Saved entries
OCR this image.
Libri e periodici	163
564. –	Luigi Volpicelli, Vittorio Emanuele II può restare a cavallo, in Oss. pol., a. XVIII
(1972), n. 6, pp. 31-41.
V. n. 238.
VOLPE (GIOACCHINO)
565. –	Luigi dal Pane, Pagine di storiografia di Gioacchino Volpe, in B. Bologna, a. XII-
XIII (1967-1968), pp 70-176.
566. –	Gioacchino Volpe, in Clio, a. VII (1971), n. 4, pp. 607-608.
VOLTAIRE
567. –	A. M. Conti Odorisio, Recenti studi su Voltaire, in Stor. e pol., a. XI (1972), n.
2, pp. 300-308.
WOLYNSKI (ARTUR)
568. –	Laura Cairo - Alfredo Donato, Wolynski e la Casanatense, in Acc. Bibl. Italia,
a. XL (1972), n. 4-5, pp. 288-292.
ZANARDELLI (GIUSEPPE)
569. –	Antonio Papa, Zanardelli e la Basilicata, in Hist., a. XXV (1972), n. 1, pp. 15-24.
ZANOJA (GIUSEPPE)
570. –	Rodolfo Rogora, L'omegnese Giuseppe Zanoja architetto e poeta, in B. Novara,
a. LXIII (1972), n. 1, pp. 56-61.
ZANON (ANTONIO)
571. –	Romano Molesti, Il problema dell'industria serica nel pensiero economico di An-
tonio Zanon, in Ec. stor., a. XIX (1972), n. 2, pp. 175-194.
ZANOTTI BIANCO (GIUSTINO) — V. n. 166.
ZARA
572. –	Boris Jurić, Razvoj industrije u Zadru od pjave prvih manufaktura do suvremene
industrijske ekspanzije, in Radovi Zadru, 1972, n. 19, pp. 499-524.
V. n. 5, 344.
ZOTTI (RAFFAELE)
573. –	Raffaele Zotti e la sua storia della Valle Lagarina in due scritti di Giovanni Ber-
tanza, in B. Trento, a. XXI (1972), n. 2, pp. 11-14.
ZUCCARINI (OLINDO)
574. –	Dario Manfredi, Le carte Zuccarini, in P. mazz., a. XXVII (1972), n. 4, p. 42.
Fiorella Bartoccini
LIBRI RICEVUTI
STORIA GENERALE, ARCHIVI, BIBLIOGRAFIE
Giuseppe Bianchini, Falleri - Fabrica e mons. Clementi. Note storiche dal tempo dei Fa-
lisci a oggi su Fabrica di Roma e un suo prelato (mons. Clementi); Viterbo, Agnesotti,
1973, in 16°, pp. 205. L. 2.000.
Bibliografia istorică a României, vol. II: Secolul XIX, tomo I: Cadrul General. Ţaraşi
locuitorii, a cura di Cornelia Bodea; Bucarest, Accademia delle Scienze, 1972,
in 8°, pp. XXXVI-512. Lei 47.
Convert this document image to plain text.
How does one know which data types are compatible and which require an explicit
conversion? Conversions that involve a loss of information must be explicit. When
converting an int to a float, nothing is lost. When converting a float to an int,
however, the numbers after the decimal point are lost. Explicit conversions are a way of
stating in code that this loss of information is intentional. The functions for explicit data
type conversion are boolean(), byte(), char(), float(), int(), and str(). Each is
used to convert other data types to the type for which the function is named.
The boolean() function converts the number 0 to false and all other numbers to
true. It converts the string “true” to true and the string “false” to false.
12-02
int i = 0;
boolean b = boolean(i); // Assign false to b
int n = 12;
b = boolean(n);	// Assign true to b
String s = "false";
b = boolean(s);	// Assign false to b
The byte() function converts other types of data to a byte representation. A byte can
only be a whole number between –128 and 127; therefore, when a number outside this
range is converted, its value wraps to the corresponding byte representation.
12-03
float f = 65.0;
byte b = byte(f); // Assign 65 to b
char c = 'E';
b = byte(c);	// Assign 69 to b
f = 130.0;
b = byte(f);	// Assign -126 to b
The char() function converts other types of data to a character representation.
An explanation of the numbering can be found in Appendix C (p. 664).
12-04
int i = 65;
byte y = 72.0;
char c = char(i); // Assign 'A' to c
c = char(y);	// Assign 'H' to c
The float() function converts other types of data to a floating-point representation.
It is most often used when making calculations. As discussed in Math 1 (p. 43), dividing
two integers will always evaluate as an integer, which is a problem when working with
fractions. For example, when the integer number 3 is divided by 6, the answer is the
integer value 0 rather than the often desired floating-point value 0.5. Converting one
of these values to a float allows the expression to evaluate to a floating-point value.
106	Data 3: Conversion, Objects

# DESCRIPTION OF THE TASK
Copy and report every line where the word "often" is present.

# RESPONSE FOR THIS EXERCISE
It is most often used when making calculations. As discussed in Math 1 (p. 43), dividing
integer value 0 rather than the often desired floating-point value 0.5. Converting one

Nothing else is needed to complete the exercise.